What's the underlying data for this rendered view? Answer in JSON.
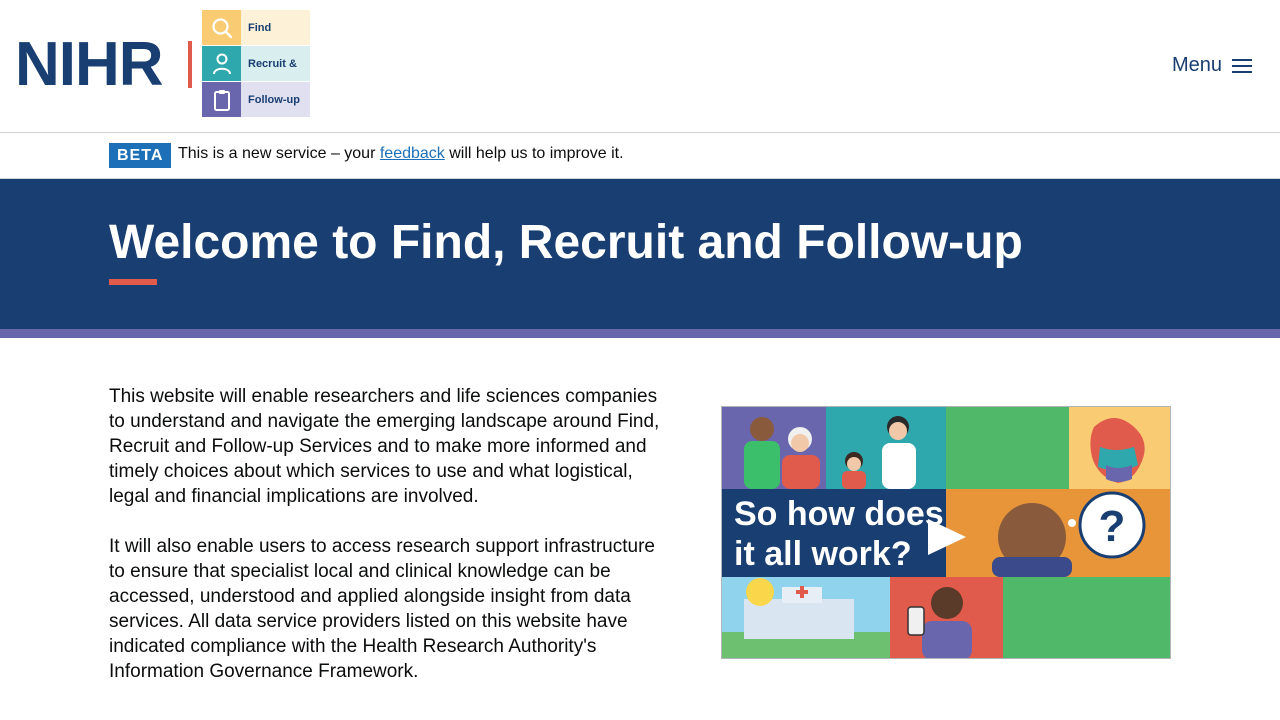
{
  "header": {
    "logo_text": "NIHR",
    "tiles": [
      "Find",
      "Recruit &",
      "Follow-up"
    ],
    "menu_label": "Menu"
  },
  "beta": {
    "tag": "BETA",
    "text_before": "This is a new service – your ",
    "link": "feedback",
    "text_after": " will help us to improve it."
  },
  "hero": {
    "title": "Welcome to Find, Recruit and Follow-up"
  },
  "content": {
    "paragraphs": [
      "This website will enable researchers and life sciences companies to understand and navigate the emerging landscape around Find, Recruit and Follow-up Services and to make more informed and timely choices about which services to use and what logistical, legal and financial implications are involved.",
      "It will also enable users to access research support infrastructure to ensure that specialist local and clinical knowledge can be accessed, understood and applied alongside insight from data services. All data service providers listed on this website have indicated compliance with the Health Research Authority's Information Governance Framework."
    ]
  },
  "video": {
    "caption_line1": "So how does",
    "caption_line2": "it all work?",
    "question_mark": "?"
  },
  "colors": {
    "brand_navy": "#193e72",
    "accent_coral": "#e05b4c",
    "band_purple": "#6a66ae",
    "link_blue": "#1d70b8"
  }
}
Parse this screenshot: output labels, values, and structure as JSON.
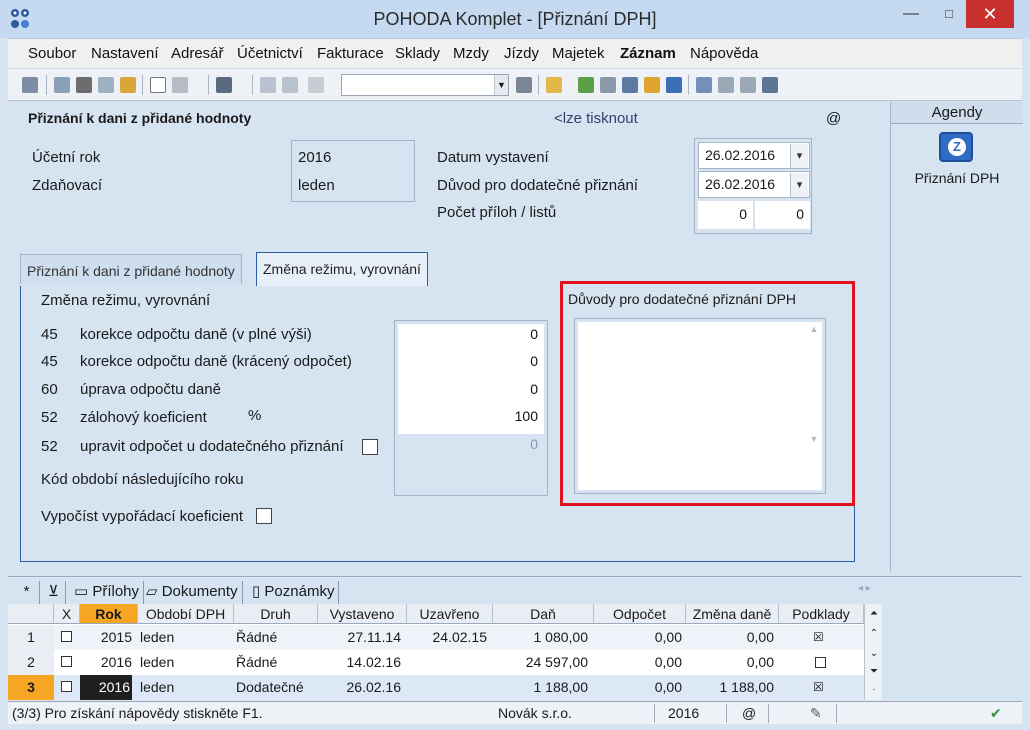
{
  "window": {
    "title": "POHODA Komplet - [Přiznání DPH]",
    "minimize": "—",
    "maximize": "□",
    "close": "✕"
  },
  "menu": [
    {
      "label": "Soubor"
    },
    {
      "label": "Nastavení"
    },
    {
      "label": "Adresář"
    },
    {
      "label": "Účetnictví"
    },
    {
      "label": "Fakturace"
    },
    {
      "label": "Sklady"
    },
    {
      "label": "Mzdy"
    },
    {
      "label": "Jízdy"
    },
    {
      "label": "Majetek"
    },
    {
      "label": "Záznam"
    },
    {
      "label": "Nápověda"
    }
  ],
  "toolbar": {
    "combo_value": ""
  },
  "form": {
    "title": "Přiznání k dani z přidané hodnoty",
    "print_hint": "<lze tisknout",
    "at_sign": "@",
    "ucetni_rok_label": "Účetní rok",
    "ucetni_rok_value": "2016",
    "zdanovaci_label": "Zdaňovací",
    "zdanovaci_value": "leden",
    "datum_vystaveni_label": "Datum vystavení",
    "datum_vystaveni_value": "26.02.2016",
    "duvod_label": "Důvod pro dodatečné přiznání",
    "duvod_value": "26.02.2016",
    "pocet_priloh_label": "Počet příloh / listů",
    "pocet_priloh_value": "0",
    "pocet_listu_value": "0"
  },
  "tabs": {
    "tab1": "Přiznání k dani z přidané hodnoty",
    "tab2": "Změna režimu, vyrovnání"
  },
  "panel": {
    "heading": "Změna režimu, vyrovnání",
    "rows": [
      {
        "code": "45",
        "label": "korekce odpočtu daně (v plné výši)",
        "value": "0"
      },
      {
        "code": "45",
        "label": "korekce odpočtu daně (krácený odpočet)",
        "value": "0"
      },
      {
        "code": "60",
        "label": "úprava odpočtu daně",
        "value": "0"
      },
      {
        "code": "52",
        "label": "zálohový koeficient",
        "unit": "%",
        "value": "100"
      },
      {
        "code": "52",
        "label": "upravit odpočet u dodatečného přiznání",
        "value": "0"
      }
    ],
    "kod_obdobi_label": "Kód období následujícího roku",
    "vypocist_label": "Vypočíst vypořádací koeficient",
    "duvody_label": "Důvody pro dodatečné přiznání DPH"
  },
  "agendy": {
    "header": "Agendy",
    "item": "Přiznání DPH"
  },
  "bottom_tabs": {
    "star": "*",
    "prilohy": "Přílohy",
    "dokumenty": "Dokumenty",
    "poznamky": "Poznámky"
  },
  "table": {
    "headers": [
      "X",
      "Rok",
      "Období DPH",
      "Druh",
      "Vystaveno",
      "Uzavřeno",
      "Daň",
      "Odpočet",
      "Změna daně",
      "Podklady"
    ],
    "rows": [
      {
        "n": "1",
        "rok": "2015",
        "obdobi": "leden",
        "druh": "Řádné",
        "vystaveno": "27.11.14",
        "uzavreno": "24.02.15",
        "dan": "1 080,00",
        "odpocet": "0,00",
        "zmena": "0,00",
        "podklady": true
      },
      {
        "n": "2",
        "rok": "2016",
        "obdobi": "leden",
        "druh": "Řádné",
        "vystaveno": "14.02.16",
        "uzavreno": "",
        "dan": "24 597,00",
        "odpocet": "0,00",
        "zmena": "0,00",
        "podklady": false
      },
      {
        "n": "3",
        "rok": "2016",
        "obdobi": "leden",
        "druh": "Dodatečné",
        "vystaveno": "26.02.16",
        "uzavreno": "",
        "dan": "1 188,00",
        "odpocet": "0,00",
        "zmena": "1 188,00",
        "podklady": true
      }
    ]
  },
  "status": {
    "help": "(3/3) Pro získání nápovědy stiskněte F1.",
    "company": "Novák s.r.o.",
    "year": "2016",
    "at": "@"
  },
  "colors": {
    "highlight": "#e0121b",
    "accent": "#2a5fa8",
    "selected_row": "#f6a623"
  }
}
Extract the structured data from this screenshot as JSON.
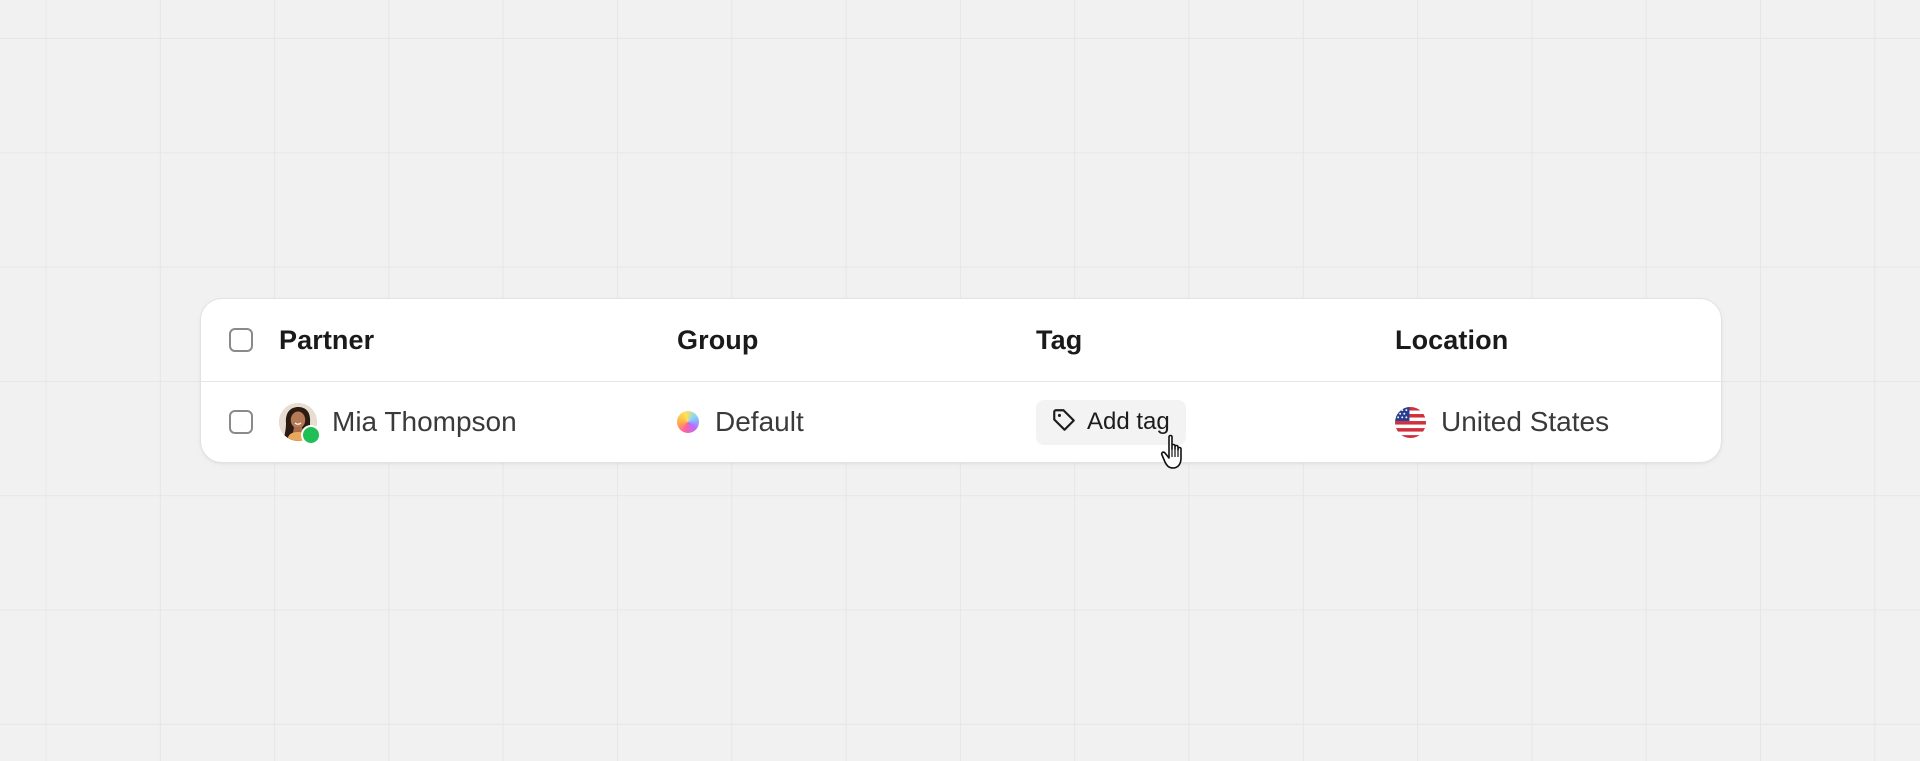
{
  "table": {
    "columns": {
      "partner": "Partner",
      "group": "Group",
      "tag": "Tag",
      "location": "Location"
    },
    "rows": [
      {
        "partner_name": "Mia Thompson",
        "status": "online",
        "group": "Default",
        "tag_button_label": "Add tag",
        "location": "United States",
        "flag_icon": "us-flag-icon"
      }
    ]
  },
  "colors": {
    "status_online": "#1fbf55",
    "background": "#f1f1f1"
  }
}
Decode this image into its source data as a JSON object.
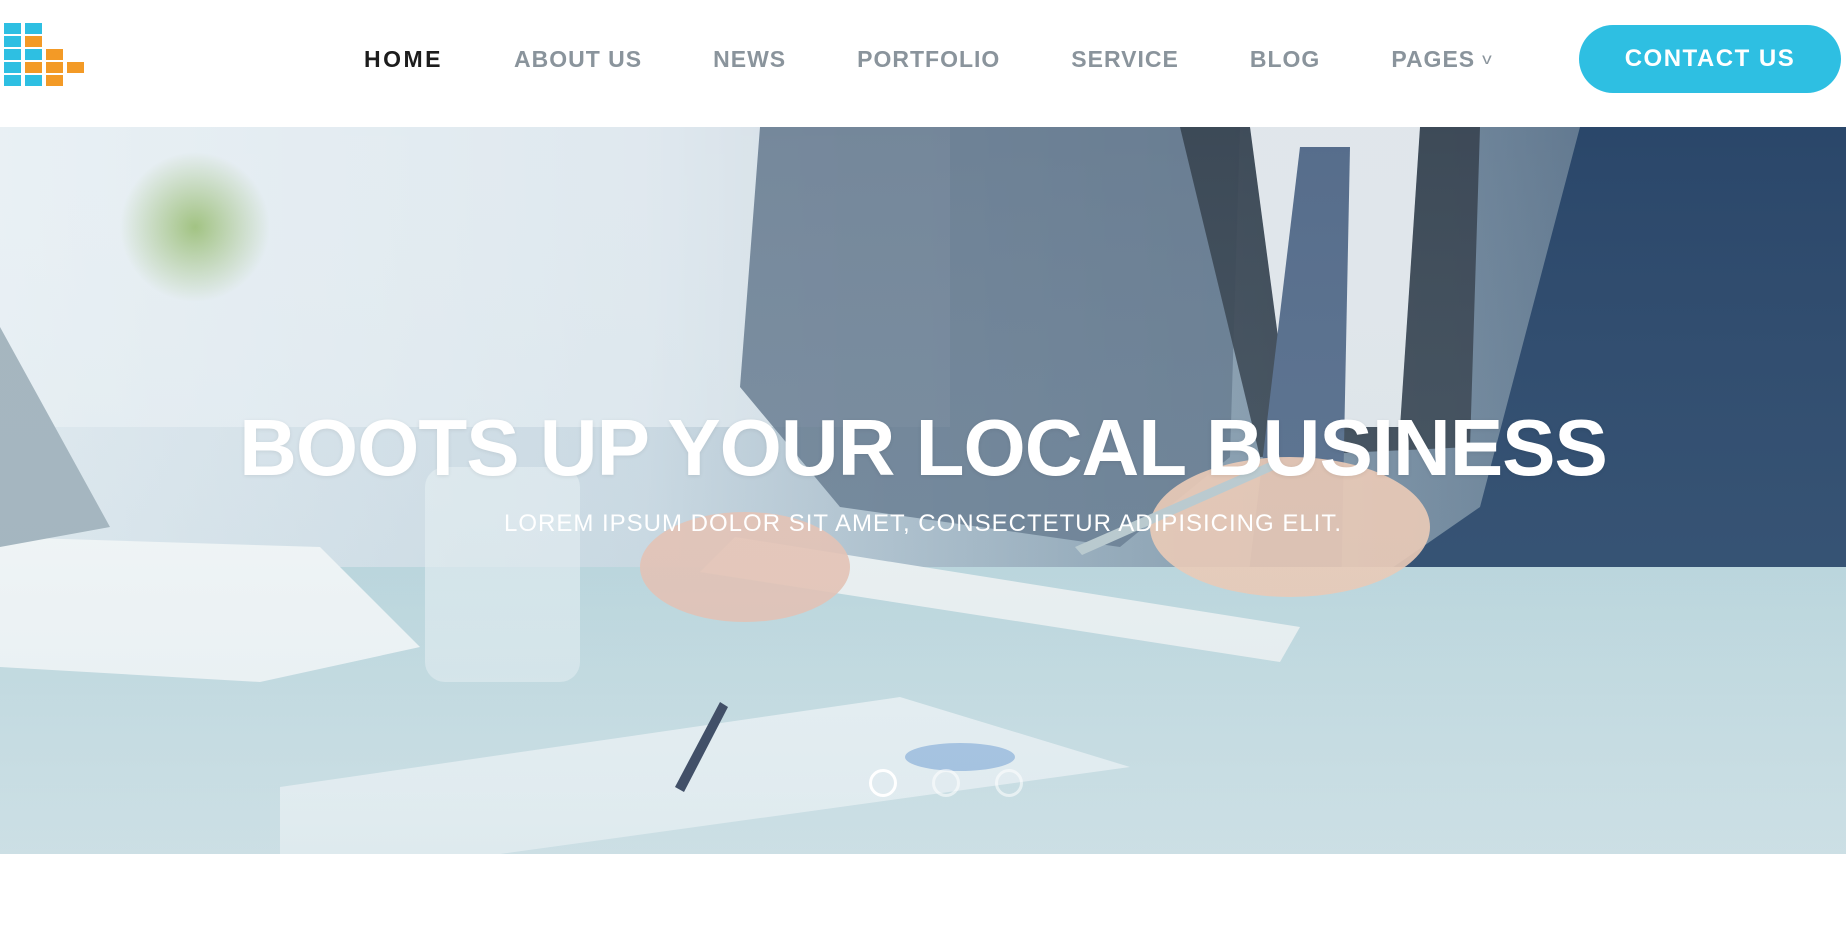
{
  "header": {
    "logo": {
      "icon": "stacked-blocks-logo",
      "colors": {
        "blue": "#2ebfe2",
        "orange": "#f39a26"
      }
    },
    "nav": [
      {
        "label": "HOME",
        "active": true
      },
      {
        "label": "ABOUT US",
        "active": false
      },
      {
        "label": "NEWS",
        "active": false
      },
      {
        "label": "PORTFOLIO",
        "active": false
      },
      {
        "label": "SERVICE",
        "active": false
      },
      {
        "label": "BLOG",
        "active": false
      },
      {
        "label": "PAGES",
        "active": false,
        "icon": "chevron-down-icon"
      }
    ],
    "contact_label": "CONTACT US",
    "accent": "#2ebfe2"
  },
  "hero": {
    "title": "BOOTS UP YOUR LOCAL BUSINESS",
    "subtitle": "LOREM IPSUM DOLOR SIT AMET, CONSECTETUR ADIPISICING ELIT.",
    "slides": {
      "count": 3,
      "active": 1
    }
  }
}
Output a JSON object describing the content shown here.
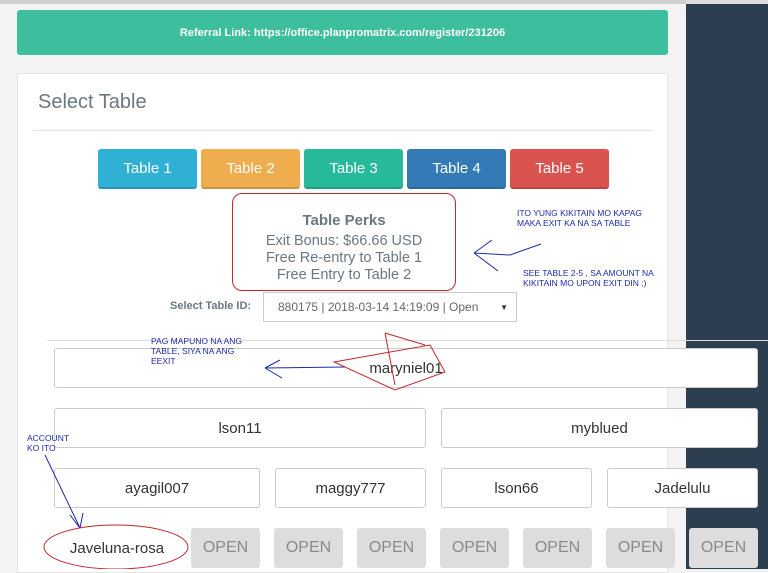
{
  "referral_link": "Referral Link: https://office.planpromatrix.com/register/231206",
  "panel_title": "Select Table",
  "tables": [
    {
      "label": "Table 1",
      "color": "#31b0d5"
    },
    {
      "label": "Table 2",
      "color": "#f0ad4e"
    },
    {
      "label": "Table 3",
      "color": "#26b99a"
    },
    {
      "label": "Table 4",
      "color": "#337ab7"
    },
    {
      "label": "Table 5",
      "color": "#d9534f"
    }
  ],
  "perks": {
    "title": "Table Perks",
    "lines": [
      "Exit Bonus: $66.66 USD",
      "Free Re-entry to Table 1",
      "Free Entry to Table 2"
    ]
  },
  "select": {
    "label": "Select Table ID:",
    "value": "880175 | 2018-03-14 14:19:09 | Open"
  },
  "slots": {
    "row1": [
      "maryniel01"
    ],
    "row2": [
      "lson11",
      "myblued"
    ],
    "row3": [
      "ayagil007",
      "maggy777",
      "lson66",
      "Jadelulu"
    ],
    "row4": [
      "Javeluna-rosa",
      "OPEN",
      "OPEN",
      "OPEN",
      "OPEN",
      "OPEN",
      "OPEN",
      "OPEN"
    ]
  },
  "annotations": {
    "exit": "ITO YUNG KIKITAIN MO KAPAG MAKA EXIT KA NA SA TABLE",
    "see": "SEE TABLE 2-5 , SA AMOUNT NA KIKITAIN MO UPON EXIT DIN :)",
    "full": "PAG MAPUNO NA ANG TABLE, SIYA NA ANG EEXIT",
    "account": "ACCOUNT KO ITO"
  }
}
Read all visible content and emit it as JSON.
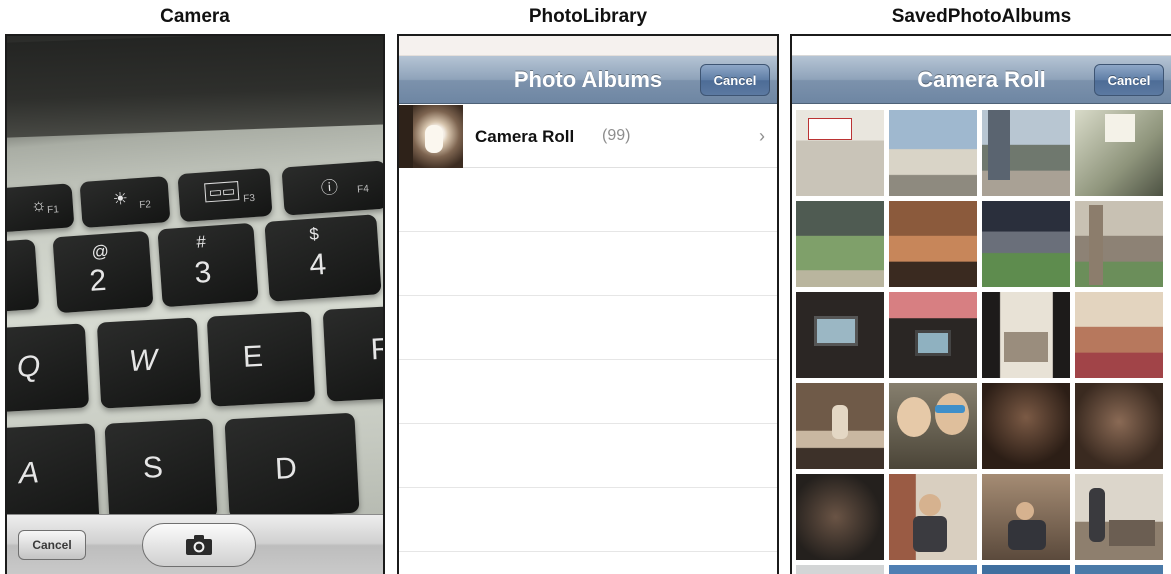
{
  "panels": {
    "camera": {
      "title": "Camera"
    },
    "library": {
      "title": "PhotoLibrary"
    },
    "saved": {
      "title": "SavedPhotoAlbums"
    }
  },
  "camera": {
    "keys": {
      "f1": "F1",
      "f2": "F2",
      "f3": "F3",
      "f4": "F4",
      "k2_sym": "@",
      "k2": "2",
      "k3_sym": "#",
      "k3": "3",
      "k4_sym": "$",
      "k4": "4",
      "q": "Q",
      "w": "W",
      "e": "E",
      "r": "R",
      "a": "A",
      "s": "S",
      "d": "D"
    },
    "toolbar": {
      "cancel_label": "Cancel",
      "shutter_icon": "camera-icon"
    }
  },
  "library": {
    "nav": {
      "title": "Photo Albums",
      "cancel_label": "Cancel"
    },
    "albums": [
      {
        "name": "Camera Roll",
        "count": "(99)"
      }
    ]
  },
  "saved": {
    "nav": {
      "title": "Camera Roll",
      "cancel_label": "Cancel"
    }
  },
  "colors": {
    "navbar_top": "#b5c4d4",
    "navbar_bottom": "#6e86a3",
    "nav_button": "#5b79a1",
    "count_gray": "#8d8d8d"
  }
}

▬▬▬▬▬▬

#### [WORK TO COMPLETE]
Skip the pictures. Please copy exactly the lines from the one with "Read all visible content and emit it as JSON." through the final line of the material above, both ends included.

#### [RESULT OF THE TASK]
Read all visible content and emit it as JSON.
{
  "panels": {
    "camera": {
      "title": "Camera"
    },
    "library": {
      "title": "PhotoLibrary"
    },
    "saved": {
      "title": "SavedPhotoAlbums"
    }
  },
  "camera": {
    "keys": {
      "f1": "F1",
      "f2": "F2",
      "f3": "F3",
      "f4": "F4",
      "k2_sym": "@",
      "k2": "2",
      "k3_sym": "#",
      "k3": "3",
      "k4_sym": "$",
      "k4": "4",
      "q": "Q",
      "w": "W",
      "e": "E",
      "r": "R",
      "a": "A",
      "s": "S",
      "d": "D"
    },
    "toolbar": {
      "cancel_label": "Cancel",
      "shutter_icon": "camera-icon"
    }
  },
  "library": {
    "nav": {
      "title": "Photo Albums",
      "cancel_label": "Cancel"
    },
    "albums": [
      {
        "name": "Camera Roll",
        "count": "(99)"
      }
    ]
  },
  "saved": {
    "nav": {
      "title": "Camera Roll",
      "cancel_label": "Cancel"
    }
  },
  "colors": {
    "navbar_top": "#b5c4d4",
    "navbar_bottom": "#6e86a3",
    "nav_button": "#5b79a1",
    "count_gray": "#8d8d8d"
  }
}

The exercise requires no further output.